* Begin DATASET EXCERPTS *
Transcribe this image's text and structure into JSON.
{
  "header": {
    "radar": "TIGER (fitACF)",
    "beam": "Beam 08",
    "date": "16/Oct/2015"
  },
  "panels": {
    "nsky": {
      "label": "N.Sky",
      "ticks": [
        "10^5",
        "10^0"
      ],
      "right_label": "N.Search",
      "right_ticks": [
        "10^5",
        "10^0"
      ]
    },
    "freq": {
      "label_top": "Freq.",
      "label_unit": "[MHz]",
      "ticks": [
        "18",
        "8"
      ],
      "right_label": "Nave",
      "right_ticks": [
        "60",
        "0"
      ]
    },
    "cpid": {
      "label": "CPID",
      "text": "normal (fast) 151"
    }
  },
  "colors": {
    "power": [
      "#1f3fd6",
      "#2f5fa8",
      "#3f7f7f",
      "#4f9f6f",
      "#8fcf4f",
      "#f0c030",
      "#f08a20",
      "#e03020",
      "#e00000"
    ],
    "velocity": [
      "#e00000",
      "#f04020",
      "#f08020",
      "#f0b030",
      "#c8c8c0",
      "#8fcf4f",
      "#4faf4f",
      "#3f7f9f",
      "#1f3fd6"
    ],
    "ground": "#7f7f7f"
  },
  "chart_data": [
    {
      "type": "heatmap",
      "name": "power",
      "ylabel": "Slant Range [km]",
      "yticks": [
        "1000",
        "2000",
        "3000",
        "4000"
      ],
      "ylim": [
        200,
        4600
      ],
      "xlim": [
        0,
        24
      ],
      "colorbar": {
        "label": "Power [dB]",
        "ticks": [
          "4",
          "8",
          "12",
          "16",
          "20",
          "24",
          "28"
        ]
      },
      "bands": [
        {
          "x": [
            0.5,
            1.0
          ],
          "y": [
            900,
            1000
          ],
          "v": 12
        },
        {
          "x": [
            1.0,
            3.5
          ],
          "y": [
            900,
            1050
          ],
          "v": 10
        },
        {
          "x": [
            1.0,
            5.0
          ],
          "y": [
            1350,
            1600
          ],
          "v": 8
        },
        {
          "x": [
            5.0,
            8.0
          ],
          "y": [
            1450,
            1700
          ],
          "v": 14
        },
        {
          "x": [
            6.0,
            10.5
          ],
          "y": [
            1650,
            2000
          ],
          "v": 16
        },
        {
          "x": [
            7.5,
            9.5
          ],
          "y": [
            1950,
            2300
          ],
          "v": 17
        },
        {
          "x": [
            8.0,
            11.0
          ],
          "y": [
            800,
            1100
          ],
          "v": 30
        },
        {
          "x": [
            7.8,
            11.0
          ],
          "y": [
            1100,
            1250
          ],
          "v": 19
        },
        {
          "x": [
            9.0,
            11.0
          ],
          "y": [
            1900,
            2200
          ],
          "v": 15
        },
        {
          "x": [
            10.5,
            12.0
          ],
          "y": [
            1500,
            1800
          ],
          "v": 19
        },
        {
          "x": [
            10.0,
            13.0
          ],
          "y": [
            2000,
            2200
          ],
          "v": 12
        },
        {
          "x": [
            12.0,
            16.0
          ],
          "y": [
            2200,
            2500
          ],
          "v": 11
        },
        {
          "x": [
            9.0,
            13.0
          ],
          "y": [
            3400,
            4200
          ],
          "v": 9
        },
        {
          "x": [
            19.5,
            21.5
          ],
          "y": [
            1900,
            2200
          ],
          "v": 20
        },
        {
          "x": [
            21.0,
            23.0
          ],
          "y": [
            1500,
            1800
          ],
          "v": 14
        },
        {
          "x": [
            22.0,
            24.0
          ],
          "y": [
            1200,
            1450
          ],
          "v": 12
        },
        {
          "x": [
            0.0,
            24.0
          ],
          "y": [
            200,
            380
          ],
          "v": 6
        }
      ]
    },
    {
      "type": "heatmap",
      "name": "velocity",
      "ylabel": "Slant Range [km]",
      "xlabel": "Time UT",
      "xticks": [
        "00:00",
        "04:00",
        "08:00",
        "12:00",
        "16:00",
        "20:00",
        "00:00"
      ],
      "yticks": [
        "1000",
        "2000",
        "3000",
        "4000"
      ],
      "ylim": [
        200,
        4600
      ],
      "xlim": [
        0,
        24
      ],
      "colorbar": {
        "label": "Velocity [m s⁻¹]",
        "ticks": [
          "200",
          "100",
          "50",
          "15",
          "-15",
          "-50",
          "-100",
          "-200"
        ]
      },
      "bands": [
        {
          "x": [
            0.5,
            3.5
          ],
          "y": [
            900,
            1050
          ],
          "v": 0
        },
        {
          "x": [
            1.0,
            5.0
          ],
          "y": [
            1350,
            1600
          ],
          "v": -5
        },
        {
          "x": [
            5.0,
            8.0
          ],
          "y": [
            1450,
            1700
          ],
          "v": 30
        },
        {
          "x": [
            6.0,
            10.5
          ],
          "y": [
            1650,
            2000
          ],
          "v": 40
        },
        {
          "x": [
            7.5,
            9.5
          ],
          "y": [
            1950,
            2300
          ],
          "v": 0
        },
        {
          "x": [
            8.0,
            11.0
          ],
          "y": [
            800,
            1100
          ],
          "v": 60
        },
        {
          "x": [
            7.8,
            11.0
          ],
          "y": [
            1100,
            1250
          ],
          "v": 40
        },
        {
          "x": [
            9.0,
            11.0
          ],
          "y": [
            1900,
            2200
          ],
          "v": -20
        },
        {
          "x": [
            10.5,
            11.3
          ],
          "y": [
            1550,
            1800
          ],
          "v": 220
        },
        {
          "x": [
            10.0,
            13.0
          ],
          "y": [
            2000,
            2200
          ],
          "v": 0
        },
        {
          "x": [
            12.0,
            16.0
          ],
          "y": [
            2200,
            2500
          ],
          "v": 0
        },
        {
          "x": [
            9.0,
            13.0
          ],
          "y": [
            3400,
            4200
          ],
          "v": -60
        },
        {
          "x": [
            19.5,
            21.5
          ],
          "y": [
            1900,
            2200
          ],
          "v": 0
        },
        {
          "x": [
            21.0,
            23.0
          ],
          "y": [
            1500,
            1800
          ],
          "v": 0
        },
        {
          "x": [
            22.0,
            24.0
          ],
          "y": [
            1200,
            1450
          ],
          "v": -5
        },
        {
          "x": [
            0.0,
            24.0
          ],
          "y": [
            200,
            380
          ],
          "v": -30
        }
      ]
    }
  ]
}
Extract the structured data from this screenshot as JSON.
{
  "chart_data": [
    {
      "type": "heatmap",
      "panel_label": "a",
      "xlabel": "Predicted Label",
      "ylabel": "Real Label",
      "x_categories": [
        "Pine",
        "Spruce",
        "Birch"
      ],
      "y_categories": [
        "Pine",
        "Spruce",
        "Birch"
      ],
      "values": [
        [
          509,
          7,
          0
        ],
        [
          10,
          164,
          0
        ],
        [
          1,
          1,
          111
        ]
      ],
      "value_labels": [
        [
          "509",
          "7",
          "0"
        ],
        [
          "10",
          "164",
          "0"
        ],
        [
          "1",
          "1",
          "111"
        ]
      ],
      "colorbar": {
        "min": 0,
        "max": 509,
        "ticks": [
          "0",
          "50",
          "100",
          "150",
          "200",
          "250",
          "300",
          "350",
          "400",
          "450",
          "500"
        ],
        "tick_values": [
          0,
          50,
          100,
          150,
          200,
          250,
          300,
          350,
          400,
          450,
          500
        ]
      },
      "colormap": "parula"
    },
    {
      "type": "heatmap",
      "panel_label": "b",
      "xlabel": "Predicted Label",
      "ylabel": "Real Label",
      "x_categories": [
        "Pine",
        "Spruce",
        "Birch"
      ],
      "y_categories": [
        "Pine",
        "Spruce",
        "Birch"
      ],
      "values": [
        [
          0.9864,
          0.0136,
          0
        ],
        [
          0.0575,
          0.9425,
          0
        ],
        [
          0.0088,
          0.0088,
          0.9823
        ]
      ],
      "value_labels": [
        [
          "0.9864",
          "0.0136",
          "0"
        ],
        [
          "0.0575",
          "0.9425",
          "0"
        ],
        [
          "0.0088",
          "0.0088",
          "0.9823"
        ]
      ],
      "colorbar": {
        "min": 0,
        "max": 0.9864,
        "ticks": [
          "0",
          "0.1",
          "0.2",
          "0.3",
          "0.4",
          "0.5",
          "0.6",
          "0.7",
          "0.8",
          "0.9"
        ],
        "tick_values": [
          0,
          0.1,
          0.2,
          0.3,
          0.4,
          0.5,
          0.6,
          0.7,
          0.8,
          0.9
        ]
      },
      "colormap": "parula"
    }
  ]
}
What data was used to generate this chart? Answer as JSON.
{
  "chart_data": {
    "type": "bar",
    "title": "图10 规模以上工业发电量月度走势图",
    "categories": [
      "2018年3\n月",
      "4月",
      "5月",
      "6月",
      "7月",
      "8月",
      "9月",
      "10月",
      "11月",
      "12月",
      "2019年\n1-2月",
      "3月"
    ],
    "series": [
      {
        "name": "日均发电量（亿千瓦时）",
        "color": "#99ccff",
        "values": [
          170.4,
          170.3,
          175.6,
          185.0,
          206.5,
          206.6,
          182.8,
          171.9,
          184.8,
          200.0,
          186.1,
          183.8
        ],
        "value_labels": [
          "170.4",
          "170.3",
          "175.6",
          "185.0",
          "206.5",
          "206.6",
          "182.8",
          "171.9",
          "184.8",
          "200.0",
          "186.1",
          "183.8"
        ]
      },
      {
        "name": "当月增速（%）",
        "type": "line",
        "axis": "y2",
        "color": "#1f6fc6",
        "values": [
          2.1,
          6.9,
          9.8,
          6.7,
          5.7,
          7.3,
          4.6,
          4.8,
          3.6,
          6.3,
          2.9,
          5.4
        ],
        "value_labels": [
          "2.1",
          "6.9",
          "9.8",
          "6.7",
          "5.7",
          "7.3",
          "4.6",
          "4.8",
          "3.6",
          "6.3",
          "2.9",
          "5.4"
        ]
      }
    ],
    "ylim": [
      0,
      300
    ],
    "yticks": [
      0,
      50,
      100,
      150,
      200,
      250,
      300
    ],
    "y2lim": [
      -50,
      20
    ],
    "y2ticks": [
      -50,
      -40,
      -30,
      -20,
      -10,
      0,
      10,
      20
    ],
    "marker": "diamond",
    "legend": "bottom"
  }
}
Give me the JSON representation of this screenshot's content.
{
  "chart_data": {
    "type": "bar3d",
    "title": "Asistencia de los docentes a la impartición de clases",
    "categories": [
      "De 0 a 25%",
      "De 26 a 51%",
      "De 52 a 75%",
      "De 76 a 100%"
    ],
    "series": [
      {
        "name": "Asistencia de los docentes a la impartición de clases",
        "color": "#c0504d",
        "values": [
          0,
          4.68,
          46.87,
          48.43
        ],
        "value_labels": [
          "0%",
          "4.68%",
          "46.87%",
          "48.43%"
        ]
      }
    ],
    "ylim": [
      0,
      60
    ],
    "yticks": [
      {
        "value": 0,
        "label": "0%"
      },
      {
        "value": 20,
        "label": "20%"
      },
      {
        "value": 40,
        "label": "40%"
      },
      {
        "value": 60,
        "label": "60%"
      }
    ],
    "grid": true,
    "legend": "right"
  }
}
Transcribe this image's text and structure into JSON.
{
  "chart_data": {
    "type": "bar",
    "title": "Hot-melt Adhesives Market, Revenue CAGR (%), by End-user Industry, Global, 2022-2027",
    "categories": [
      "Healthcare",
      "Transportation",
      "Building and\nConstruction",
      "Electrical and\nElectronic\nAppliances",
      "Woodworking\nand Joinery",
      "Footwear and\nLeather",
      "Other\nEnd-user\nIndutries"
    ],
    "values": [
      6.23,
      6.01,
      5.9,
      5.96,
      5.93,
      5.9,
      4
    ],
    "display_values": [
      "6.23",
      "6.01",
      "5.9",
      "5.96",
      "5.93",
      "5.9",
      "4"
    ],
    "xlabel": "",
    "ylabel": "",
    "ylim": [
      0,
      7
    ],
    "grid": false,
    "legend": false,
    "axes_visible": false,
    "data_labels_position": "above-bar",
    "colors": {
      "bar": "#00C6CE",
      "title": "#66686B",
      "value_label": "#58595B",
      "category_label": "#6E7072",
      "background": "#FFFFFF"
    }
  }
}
* End DATASET EXCERPTS *
§ **WHAT IS ASKED**:
All lines above containing the string "docentes" are to be collected.

§ **OUTPUT OF THE TASK**:
    "title": "Asistencia de los docentes a la impartición de clases",
        "name": "Asistencia de los docentes a la impartición de clases",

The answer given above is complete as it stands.